# [Given request]
Records follow. Pull out every line that contains "Губина".

[Saved entries]
- - -

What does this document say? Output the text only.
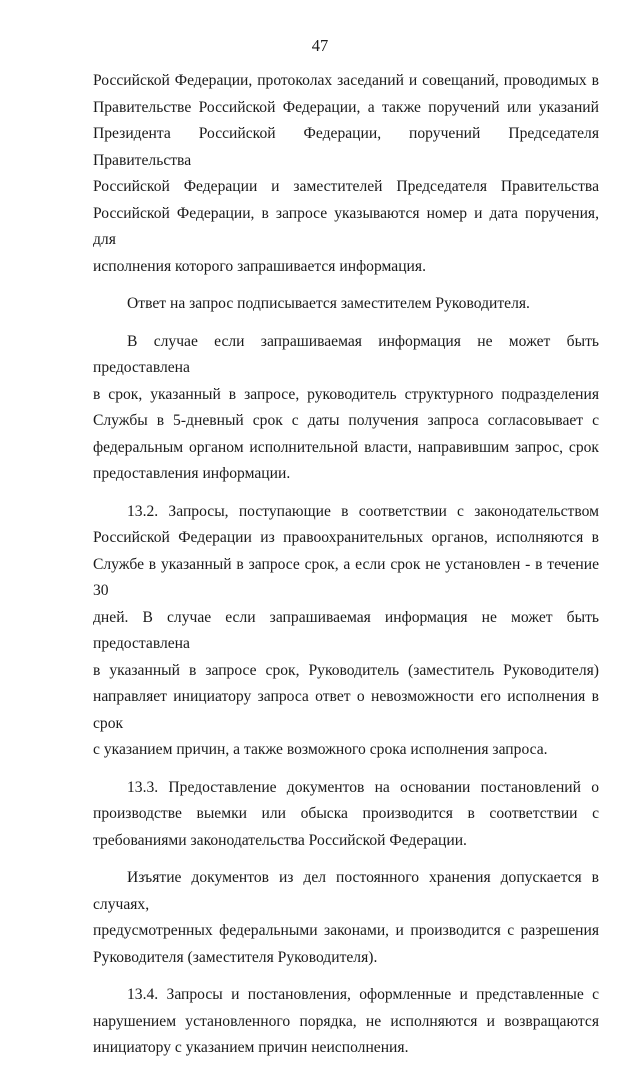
47
Российской Федерации, протоколах заседаний и совещаний, проводимых в
Правительстве Российской Федерации, а также поручений или указаний
Президента Российской Федерации, поручений Председателя Правительства
Российской Федерации и заместителей Председателя Правительства
Российской Федерации, в запросе указываются номер и дата поручения, для
исполнения которого запрашивается информация.
Ответ на запрос подписывается заместителем Руководителя.
В случае если запрашиваемая информация не может быть предоставлена
в срок, указанный в запросе, руководитель структурного подразделения
Службы в 5-дневный срок с даты получения запроса согласовывает с
федеральным органом исполнительной власти, направившим запрос, срок
предоставления информации.
13.2. Запросы, поступающие в соответствии с законодательством
Российской Федерации из правоохранительных органов, исполняются в
Службе в указанный в запросе срок, а если срок не установлен - в течение 30
дней. В случае если запрашиваемая информация не может быть предоставлена
в указанный в запросе срок, Руководитель (заместитель Руководителя)
направляет инициатору запроса ответ о невозможности его исполнения в срок
с указанием причин, а также возможного срока исполнения запроса.
13.3. Предоставление документов на основании постановлений о
производстве выемки или обыска производится в соответствии с
требованиями законодательства Российской Федерации.
Изъятие документов из дел постоянного хранения допускается в случаях,
предусмотренных федеральными законами, и производится с разрешения
Руководителя (заместителя Руководителя).
13.4. Запросы и постановления, оформленные и представленные с
нарушением установленного порядка, не исполняются и возвращаются
инициатору с указанием причин неисполнения.
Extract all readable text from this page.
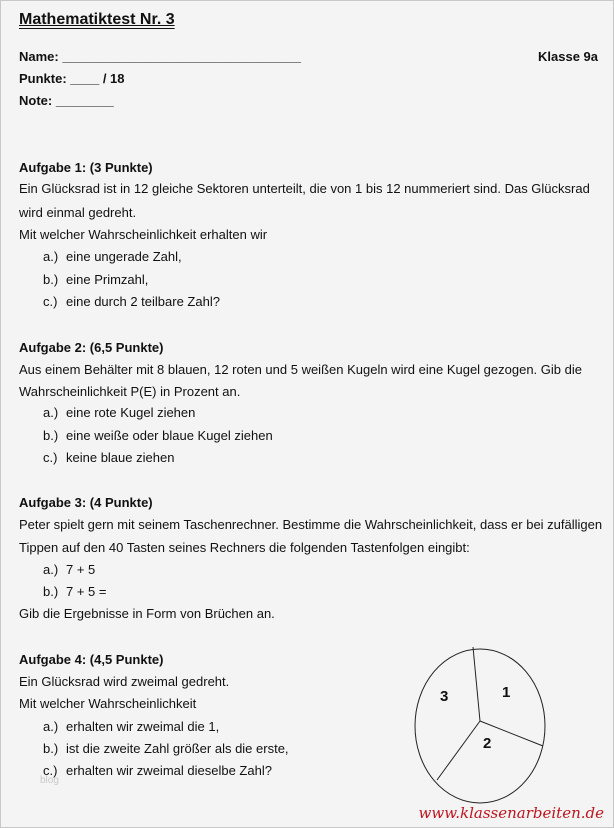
Mathematiktest Nr. 3
Name: _________________________________	Klasse 9a
Punkte: ____ / 18
Note: ________
Aufgabe 1: (3 Punkte)
Ein Glücksrad ist in 12 gleiche Sektoren unterteilt, die von 1 bis 12 nummeriert sind. Das Glücksrad
wird einmal gedreht.
Mit welcher Wahrscheinlichkeit erhalten wir
a.) eine ungerade Zahl,
b.) eine Primzahl,
c.) eine durch 2 teilbare Zahl?
Aufgabe 2: (6,5 Punkte)
Aus einem Behälter mit 8 blauen, 12 roten und 5 weißen Kugeln wird eine Kugel gezogen. Gib die
Wahrscheinlichkeit P(E) in Prozent an.
a.) eine rote Kugel ziehen
b.) eine weiße oder blaue Kugel ziehen
c.) keine blaue ziehen
Aufgabe 3: (4 Punkte)
Peter spielt gern mit seinem Taschenrechner. Bestimme die Wahrscheinlichkeit, dass er bei zufälligen
Tippen auf den 40 Tasten seines Rechners die folgenden Tastenfolgen eingibt:
a.) 7 + 5
b.) 7 + 5 =
Gib die Ergebnisse in Form von Brüchen an.
Aufgabe 4: (4,5 Punkte)
Ein Glücksrad wird zweimal gedreht.
Mit welcher Wahrscheinlichkeit
a.) erhalten wir zweimal die 1,
b.) ist die zweite Zahl größer als die erste,
c.) erhalten wir zweimal dieselbe Zahl?
1
2
3
blog
www.klassenarbeiten.de
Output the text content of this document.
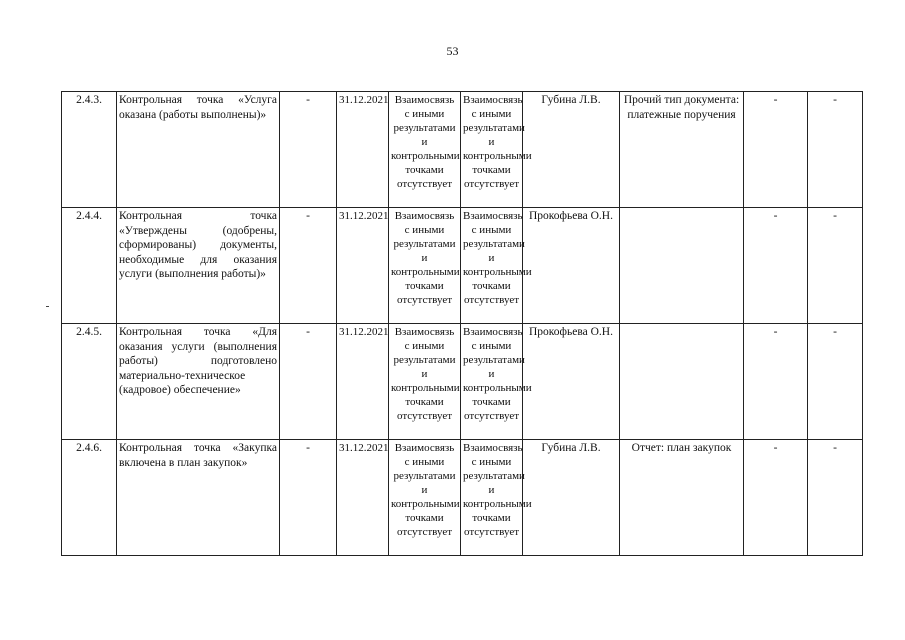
53
2.4.3.	Контрольная точка «Услуга оказана (работы выполнены)»	-	31.12.2021	Взаимосвязь с иными результатами и контрольными точками отсутствует	Взаимосвязь с иными результатами и контрольными точками отсутствует	Губина Л.В.	Прочий тип документа: платежные поручения	-	-
2.4.4.	Контрольная точка «Утверждены (одобрены, сформированы) документы, необходимые для оказания услуги (выполнения работы)»	-	31.12.2021	Взаимосвязь с иными результатами и контрольными точками отсутствует	Взаимосвязь с иными результатами и контрольными точками отсутствует	Прокофьева О.Н.		-	-
2.4.5.	Контрольная точка «Для оказания услуги (выполнения работы) подготовлено материально-техническое (кадровое) обеспечение»	-	31.12.2021	Взаимосвязь с иными результатами и контрольными точками отсутствует	Взаимосвязь с иными результатами и контрольными точками отсутствует	Прокофьева О.Н.		-	-
2.4.6.	Контрольная точка «Закупка включена в план закупок»	-	31.12.2021	Взаимосвязь с иными результатами и контрольными точками отсутствует	Взаимосвязь с иными результатами и контрольными точками отсутствует	Губина Л.В.	Отчет: план закупок	-	-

- - -

# [The solution]
2.4.3.	Контрольная точка «Услуга оказана (работы выполнены)»	-	31.12.2021	Взаимосвязь с иными результатами и контрольными точками отсутствует	Взаимосвязь с иными результатами и контрольными точками отсутствует	Губина Л.В.	Прочий тип документа: платежные поручения	-	-
2.4.6.	Контрольная точка «Закупка включена в план закупок»	-	31.12.2021	Взаимосвязь с иными результатами и контрольными точками отсутствует	Взаимосвязь с иными результатами и контрольными точками отсутствует	Губина Л.В.	Отчет: план закупок	-	-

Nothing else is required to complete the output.